_What is required:_ Return each line of the material verbatim.

○ ○ ○ ○

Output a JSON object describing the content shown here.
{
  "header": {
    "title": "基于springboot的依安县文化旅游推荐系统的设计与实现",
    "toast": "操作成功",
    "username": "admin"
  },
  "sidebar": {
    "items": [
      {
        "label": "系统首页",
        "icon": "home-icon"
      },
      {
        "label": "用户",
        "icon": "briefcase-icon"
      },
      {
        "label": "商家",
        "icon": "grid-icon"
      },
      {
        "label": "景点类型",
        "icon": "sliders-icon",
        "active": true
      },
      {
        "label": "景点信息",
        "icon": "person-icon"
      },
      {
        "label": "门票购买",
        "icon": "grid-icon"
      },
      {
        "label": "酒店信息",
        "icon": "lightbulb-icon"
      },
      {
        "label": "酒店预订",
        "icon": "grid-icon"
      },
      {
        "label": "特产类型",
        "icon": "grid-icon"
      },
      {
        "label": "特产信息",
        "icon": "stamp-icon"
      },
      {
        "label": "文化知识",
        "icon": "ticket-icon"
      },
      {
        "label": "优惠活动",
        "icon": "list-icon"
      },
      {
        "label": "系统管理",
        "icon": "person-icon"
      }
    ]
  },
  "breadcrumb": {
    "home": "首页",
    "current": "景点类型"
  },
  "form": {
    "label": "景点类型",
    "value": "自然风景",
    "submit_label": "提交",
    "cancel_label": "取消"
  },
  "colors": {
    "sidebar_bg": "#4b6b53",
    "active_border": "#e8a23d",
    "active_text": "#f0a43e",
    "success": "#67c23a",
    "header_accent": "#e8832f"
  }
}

○ ○ ○ ○

_Result of the exercise:_
Output a JSON object describing the content shown here.
{
  "header": {
    "title": "基于springboot的依安县文化旅游推荐系统的设计与实现",
    "toast": "操作成功",
    "username": "admin"
  },
  "sidebar": {
    "items": [
      {
        "label": "系统首页",
        "icon": "home-icon"
      },
      {
        "label": "用户",
        "icon": "briefcase-icon"
      },
      {
        "label": "商家",
        "icon": "grid-icon"
      },
      {
        "label": "景点类型",
        "icon": "sliders-icon",
        "active": true
      },
      {
        "label": "景点信息",
        "icon": "person-icon"
      },
      {
        "label": "门票购买",
        "icon": "grid-icon"
      },
      {
        "label": "酒店信息",
        "icon": "lightbulb-icon"
      },
      {
        "label": "酒店预订",
        "icon": "grid-icon"
      },
      {
        "label": "特产类型",
        "icon": "grid-icon"
      },
      {
        "label": "特产信息",
        "icon": "stamp-icon"
      },
      {
        "label": "文化知识",
        "icon": "ticket-icon"
      },
      {
        "label": "优惠活动",
        "icon": "list-icon"
      },
      {
        "label": "系统管理",
        "icon": "person-icon"
      }
    ]
  },
  "breadcrumb": {
    "home": "首页",
    "current": "景点类型"
  },
  "form": {
    "label": "景点类型",
    "value": "自然风景",
    "submit_label": "提交",
    "cancel_label": "取消"
  },
  "colors": {
    "sidebar_bg": "#4b6b53",
    "active_border": "#e8a23d",
    "active_text": "#f0a43e",
    "success": "#67c23a",
    "header_accent": "#e8832f"
  }
}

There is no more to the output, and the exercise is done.